Dataset excerpts
** BEGIN **
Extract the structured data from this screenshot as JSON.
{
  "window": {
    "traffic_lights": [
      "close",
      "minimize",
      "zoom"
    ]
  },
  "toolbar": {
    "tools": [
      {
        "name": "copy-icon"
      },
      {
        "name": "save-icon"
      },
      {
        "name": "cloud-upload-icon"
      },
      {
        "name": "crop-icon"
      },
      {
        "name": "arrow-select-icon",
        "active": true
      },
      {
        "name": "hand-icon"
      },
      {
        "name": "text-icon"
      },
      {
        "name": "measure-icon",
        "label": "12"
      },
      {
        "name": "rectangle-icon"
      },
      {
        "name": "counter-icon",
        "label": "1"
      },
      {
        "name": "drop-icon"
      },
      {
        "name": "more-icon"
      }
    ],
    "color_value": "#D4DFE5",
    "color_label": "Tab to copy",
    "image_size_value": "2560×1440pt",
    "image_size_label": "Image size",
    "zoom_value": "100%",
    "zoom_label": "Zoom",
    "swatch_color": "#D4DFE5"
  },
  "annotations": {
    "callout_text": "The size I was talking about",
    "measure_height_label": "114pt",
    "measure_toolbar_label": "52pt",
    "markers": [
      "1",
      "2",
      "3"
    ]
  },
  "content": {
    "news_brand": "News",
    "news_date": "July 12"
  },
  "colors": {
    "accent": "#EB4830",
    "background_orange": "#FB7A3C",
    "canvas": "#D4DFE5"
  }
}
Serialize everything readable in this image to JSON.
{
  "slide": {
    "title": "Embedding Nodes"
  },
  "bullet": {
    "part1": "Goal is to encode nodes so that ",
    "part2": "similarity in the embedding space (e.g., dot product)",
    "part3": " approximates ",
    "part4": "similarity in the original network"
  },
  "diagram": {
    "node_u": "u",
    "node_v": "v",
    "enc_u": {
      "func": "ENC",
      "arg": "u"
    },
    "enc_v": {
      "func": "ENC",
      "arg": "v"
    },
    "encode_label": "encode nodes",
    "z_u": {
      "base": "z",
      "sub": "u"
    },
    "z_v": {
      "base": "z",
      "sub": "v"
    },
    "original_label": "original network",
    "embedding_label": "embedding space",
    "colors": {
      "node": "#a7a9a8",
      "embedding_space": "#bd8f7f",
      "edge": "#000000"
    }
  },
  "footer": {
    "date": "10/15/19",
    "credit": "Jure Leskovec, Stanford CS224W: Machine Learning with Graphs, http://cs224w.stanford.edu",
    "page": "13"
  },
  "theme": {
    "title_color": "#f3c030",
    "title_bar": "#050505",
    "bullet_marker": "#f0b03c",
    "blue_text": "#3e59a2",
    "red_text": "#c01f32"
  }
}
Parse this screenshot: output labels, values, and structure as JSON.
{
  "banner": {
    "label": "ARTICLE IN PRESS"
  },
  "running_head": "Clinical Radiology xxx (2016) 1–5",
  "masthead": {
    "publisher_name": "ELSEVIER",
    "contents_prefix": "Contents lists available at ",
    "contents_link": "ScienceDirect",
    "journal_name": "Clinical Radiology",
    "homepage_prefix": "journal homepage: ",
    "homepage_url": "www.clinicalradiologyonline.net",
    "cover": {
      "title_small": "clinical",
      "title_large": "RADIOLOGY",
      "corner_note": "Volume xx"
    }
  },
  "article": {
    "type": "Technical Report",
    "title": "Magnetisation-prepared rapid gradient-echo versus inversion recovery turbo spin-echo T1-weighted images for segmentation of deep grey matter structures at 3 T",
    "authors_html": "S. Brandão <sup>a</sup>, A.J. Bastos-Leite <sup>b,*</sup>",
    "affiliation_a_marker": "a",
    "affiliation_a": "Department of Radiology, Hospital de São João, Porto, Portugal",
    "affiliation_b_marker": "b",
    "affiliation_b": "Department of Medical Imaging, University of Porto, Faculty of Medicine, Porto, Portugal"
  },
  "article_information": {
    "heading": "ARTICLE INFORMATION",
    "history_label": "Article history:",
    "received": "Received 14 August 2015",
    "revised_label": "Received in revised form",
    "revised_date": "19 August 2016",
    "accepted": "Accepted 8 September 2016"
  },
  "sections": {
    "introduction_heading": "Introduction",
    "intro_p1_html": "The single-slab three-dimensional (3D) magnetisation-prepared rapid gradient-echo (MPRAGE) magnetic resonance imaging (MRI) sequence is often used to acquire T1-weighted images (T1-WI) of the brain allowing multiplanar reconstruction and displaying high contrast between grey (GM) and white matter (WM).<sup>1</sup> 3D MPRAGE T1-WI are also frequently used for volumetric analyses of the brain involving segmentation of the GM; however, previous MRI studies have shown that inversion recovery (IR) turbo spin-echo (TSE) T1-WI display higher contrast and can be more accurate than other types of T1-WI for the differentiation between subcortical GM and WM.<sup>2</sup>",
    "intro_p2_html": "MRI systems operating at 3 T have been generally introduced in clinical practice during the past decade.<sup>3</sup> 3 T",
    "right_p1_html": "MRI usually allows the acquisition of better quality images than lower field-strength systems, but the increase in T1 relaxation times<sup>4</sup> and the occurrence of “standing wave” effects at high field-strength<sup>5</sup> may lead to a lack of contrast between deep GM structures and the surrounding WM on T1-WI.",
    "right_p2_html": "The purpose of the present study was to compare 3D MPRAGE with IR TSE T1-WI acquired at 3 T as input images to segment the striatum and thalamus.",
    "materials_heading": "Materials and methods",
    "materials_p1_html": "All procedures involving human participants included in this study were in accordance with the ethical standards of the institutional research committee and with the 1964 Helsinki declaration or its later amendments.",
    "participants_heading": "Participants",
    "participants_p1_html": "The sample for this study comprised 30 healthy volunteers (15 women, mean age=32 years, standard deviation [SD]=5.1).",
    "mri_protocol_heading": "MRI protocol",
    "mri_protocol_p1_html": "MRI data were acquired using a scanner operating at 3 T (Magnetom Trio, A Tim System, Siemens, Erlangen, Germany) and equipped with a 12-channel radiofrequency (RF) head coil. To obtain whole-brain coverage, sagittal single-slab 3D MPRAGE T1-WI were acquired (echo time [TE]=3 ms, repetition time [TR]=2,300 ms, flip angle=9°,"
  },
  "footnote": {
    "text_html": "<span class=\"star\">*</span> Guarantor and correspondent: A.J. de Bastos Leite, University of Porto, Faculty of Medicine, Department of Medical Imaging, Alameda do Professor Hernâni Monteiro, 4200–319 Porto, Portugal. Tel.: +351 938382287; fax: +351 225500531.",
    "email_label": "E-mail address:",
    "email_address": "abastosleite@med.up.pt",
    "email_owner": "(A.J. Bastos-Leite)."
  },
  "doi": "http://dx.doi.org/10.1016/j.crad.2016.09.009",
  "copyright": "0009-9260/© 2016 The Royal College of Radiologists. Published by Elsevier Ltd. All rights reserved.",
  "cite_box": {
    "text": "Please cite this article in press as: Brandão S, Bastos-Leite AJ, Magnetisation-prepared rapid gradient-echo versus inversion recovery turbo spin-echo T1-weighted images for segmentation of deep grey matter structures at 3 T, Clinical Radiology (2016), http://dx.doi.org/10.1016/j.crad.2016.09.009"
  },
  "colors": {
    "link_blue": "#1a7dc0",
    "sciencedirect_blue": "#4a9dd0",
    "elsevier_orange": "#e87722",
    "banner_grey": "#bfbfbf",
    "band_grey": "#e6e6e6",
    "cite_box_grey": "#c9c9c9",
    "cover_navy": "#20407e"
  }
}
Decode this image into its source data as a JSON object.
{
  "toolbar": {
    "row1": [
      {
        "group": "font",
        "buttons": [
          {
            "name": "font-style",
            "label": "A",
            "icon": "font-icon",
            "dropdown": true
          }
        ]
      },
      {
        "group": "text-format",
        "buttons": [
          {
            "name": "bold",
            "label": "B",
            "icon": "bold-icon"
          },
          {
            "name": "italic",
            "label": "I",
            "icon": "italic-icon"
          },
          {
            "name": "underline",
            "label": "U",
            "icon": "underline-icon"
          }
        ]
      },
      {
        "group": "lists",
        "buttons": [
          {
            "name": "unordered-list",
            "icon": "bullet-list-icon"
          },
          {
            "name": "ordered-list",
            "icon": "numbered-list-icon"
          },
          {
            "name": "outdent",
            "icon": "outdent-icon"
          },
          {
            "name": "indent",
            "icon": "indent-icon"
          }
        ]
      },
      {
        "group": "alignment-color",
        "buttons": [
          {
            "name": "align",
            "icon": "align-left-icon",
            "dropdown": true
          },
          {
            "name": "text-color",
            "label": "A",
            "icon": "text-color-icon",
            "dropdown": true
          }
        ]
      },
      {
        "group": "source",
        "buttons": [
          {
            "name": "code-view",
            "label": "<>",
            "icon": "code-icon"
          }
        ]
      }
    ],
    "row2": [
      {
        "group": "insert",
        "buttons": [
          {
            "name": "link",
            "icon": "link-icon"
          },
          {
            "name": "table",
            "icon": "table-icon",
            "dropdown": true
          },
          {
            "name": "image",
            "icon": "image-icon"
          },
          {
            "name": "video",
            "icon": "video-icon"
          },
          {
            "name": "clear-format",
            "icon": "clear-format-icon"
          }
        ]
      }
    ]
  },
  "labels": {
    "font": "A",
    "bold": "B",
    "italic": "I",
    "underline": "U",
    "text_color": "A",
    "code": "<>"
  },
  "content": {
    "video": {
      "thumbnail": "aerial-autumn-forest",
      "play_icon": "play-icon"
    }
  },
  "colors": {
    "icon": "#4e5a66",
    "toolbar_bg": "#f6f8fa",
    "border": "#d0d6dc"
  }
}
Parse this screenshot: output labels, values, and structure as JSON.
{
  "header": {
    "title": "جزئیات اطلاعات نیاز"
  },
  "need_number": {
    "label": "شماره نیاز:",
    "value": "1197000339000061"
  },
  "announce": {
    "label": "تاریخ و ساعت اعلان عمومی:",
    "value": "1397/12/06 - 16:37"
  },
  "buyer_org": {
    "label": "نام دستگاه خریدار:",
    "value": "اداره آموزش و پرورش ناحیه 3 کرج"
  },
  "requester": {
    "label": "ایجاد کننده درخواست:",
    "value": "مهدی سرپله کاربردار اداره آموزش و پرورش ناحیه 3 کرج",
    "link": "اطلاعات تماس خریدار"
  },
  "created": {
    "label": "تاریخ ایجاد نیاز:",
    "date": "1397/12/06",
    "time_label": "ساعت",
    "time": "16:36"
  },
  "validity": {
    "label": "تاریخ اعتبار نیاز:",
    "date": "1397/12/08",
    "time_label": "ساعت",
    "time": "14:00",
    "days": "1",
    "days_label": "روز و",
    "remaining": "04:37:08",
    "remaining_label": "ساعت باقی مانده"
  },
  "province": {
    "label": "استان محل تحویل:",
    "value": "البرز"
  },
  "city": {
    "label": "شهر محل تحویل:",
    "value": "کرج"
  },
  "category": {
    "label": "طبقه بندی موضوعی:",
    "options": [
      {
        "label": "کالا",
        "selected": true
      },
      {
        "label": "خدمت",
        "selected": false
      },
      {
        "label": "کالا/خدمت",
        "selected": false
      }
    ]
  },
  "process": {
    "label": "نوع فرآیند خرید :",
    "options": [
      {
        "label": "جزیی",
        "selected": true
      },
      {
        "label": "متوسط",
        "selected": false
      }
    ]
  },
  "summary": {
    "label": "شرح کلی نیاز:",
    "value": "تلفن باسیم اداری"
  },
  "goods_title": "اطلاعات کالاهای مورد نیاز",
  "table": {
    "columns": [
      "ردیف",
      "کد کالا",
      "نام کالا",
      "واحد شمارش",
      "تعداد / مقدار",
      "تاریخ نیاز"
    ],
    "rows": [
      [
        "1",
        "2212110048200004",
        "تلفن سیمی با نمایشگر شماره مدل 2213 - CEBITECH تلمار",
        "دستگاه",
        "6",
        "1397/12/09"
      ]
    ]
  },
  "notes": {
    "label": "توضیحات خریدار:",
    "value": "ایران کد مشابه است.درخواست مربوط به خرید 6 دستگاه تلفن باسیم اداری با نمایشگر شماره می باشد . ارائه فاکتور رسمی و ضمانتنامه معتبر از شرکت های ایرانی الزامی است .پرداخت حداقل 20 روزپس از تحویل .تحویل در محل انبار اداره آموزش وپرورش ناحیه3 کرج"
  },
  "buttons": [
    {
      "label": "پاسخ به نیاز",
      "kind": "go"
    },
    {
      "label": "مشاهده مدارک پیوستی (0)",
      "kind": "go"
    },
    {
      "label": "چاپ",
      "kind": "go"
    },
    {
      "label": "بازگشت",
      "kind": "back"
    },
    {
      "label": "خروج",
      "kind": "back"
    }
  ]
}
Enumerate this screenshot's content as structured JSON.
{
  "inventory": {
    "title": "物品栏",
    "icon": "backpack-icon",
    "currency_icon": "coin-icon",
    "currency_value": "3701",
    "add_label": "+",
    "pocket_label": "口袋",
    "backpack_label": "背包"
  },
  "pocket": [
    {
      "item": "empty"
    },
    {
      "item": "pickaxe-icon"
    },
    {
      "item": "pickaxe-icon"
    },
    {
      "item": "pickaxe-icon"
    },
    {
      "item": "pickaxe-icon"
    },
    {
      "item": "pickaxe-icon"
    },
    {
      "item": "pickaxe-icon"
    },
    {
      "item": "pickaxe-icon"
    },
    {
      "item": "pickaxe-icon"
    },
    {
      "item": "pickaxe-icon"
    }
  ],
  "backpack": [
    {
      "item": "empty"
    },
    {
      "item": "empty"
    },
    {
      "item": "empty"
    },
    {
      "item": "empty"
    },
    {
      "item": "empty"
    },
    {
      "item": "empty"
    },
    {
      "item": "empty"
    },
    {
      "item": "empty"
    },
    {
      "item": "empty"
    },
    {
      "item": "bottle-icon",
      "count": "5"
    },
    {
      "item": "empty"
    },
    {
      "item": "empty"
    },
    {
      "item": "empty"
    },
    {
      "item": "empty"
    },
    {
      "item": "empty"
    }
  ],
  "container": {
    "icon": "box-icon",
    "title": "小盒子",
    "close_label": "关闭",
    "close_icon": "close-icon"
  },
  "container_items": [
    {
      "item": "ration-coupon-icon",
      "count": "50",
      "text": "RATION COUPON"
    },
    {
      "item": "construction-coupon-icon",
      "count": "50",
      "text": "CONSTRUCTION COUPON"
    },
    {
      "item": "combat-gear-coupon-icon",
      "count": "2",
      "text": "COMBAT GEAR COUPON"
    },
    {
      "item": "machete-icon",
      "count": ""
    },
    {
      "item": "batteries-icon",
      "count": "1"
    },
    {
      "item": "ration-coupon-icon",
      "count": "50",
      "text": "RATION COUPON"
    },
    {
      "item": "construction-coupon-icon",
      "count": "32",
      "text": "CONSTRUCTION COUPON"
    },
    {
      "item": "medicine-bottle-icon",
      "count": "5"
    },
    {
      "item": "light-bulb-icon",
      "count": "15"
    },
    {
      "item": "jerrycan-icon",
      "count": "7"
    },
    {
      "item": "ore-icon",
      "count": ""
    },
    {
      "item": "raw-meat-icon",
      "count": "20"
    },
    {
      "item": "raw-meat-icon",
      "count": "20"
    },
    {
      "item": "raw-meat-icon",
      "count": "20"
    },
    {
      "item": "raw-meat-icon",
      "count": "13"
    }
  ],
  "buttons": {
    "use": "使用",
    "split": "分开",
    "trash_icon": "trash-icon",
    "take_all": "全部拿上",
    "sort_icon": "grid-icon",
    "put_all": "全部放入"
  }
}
** END **
Extract each line holding the string "JSON".

• [Result for this exercise]
Extract the structured data from this screenshot as JSON.
Serialize everything readable in this image to JSON.
Parse this screenshot: output labels, values, and structure as JSON.
Decode this image into its source data as a JSON object.
Parse this screenshot: output labels, values, and structure as JSON.
Enumerate this screenshot's content as structured JSON.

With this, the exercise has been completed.